## What to work on
Report only the number of lines that hold the word "this".

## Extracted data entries
* * *
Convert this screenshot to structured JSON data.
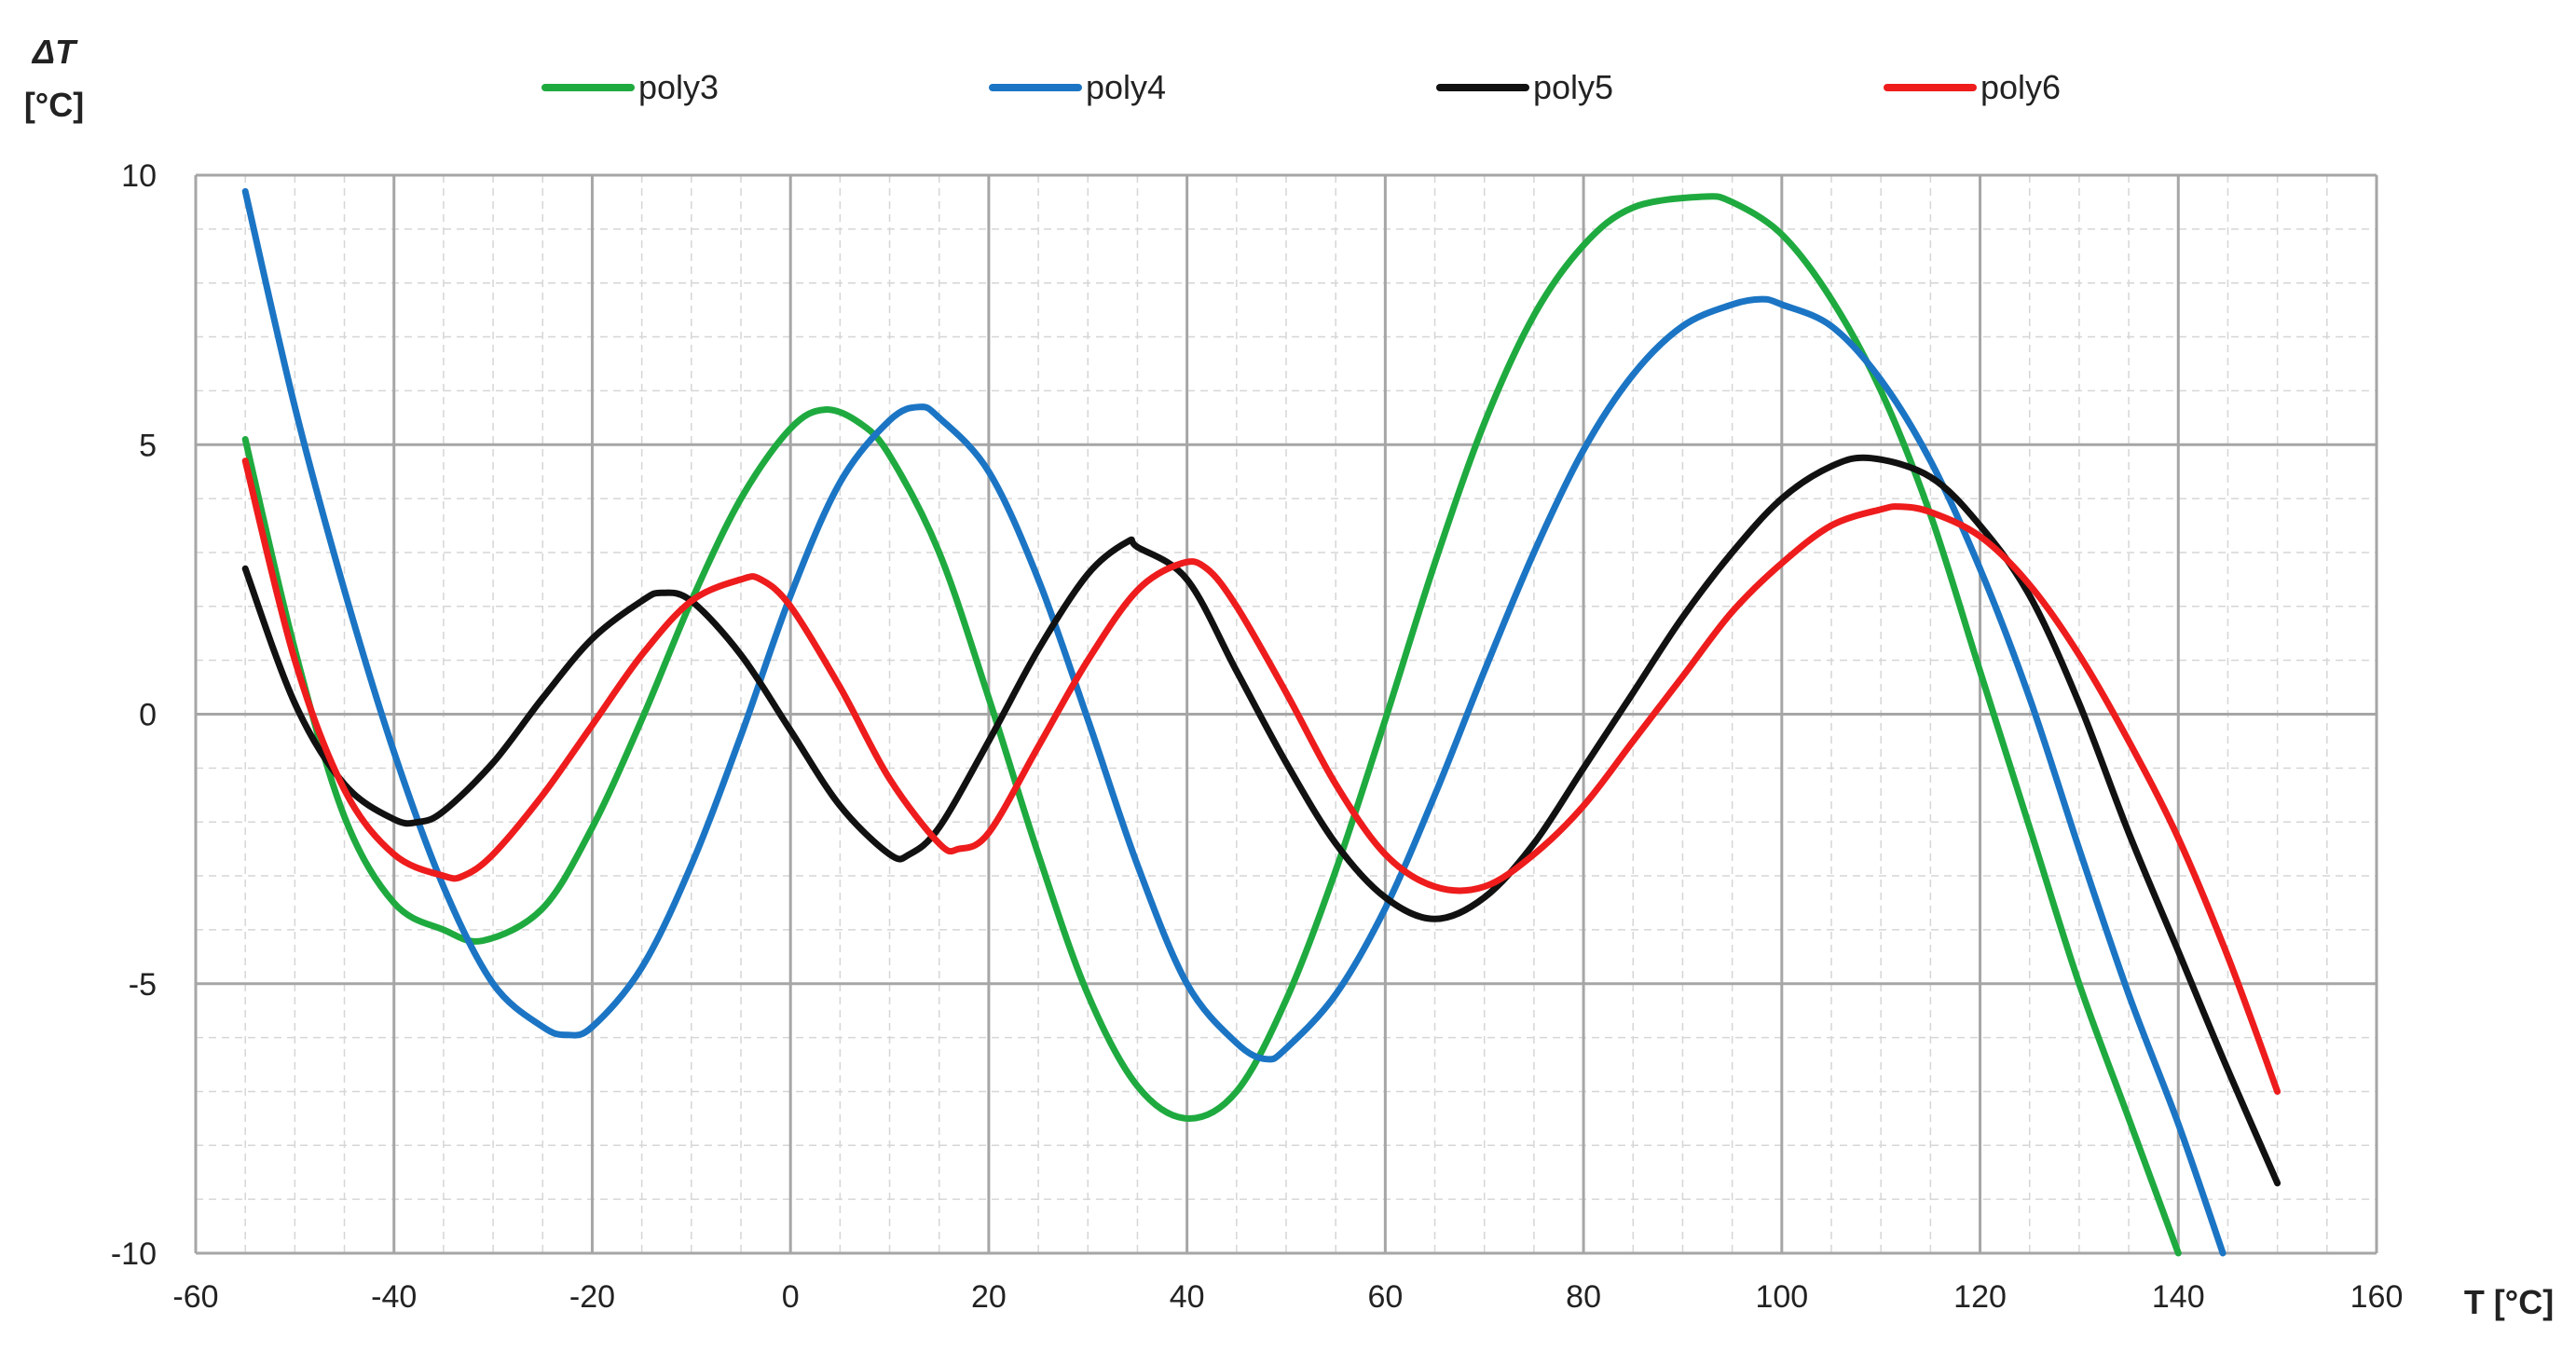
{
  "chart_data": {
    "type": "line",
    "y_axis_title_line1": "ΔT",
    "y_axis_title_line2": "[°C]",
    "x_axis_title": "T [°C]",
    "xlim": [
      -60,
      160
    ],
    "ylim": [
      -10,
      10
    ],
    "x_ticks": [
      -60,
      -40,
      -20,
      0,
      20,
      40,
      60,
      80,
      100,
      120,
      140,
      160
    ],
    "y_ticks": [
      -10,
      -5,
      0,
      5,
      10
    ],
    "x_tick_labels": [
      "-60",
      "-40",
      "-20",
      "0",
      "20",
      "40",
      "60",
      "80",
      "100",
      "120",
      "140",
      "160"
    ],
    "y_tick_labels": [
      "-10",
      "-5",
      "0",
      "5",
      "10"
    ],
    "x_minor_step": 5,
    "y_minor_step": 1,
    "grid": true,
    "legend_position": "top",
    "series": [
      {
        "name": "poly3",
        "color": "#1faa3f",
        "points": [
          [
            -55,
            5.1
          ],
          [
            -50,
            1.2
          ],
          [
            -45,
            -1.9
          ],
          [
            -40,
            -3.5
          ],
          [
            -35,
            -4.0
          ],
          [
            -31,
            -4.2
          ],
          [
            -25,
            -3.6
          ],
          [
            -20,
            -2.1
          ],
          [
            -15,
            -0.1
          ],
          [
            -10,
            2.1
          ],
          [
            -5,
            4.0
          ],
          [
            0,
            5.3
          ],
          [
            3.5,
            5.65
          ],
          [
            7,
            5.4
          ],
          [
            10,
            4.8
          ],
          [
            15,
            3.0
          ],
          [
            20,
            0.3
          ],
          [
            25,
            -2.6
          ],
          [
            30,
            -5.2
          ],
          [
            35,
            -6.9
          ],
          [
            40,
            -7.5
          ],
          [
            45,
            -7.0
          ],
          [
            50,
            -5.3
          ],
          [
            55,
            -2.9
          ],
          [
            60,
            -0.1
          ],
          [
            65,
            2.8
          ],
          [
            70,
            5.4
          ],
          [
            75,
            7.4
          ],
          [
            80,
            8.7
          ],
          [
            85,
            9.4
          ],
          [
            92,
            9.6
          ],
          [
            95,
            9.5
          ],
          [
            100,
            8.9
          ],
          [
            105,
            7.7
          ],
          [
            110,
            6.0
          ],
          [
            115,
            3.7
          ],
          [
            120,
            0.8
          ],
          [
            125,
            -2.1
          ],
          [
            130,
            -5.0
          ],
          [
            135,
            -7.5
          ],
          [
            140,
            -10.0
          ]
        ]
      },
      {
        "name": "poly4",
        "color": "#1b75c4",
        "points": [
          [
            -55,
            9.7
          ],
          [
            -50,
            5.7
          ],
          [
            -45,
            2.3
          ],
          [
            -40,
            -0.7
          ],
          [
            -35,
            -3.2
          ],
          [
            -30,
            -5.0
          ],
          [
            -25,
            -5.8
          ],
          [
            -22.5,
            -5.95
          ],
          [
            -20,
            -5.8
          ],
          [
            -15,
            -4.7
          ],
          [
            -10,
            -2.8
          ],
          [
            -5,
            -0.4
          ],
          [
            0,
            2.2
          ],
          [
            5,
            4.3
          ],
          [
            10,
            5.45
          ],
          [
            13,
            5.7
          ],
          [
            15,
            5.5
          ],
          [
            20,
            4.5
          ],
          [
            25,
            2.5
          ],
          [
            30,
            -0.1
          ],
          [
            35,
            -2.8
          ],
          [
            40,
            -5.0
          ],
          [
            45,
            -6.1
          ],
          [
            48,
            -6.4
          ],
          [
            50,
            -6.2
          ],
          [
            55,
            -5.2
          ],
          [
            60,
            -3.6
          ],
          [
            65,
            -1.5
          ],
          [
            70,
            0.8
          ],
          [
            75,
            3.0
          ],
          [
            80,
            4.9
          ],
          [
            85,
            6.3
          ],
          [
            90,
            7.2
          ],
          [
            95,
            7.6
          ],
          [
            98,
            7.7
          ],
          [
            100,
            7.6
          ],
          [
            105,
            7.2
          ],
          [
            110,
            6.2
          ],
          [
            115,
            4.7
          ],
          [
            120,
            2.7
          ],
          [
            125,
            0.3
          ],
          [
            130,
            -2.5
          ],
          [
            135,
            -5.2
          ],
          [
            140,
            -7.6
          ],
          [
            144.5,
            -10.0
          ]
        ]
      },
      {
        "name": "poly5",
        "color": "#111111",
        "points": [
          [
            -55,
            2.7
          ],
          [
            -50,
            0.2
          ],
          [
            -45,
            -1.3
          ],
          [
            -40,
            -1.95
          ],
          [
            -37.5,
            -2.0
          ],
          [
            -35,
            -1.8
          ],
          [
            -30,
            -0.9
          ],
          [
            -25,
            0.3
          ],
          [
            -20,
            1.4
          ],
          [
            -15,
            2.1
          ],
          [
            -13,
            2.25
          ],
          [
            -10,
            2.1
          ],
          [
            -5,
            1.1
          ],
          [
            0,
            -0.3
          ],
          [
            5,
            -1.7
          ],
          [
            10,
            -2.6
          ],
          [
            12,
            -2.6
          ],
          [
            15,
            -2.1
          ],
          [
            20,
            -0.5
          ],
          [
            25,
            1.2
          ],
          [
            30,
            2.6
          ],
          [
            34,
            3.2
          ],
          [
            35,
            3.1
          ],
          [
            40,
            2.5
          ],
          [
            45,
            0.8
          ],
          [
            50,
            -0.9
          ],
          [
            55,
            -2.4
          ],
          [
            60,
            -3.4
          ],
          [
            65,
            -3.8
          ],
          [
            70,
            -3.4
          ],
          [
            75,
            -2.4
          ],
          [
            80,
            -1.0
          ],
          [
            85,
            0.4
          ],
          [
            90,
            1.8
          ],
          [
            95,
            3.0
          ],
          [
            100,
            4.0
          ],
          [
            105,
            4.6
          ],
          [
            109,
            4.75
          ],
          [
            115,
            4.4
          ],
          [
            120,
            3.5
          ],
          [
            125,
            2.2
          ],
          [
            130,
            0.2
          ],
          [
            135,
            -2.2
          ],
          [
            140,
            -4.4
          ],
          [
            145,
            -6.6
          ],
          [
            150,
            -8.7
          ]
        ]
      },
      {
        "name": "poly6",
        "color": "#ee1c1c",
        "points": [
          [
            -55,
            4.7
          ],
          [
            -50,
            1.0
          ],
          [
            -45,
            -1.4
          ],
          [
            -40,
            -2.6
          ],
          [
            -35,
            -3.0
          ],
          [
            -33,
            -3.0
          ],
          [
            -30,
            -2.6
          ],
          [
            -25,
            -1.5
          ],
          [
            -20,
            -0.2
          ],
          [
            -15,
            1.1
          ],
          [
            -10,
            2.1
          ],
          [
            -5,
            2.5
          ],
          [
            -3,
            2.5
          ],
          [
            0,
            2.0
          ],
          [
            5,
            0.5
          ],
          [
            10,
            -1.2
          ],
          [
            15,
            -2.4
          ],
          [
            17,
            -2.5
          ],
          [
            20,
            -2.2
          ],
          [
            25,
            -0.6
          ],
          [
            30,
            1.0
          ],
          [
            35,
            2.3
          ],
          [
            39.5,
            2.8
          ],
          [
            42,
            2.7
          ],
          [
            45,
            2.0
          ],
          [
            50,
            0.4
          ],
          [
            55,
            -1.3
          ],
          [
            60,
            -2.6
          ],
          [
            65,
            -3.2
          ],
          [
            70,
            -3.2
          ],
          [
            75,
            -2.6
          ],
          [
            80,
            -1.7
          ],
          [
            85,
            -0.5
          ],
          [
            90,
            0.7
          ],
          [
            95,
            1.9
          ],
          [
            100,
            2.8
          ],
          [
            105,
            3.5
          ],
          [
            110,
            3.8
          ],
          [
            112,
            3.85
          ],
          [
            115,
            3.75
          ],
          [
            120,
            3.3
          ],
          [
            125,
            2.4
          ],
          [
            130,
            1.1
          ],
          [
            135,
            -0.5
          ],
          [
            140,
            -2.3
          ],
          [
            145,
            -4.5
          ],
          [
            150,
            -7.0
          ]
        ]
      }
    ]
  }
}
* * *
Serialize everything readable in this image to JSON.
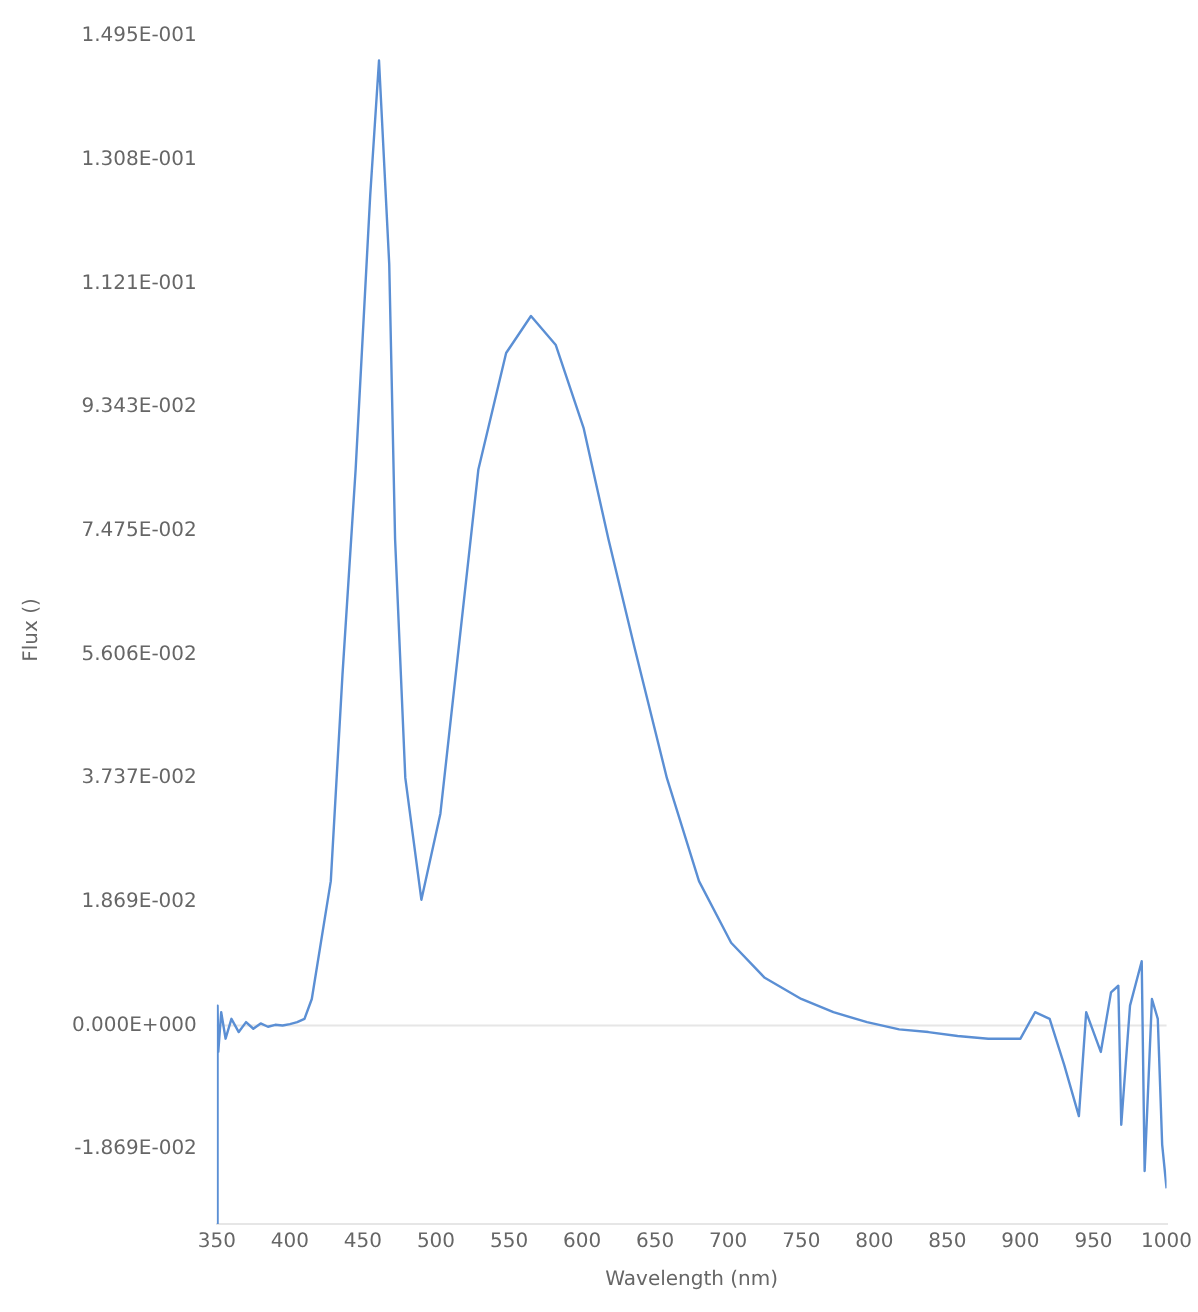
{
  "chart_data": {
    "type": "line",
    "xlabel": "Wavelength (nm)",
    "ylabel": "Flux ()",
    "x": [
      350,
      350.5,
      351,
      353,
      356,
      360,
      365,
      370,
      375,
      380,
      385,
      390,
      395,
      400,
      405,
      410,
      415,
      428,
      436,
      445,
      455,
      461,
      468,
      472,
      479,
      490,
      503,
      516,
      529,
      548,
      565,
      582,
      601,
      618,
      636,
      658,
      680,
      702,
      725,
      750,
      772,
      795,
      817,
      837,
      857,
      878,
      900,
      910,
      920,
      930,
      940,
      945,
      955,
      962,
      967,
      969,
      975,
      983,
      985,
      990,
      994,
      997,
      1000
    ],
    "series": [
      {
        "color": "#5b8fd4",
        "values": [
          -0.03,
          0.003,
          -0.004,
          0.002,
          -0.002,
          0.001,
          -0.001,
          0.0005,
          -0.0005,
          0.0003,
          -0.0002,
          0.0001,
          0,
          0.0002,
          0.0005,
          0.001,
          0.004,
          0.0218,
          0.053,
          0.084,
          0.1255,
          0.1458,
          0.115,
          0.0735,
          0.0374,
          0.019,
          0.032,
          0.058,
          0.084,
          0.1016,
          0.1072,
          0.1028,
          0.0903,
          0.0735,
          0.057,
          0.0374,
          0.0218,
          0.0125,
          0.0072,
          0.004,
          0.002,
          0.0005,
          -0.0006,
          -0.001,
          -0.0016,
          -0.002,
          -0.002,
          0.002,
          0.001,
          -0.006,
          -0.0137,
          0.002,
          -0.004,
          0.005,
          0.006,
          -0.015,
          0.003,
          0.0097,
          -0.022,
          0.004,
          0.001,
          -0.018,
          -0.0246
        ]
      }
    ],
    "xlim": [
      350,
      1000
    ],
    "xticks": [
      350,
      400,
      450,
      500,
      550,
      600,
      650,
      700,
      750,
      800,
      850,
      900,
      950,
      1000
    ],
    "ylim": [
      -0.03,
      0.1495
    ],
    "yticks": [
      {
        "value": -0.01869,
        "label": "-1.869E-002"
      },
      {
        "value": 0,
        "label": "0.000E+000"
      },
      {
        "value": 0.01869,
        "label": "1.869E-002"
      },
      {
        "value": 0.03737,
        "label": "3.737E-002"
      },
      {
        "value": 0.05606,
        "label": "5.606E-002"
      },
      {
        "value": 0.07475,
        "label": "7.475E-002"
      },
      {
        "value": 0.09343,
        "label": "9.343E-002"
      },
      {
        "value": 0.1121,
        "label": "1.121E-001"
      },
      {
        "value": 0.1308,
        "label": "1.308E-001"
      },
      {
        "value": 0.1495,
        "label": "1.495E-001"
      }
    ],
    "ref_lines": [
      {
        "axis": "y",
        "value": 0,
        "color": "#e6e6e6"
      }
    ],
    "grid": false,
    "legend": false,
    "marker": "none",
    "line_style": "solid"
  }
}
* * *
## Complete response
2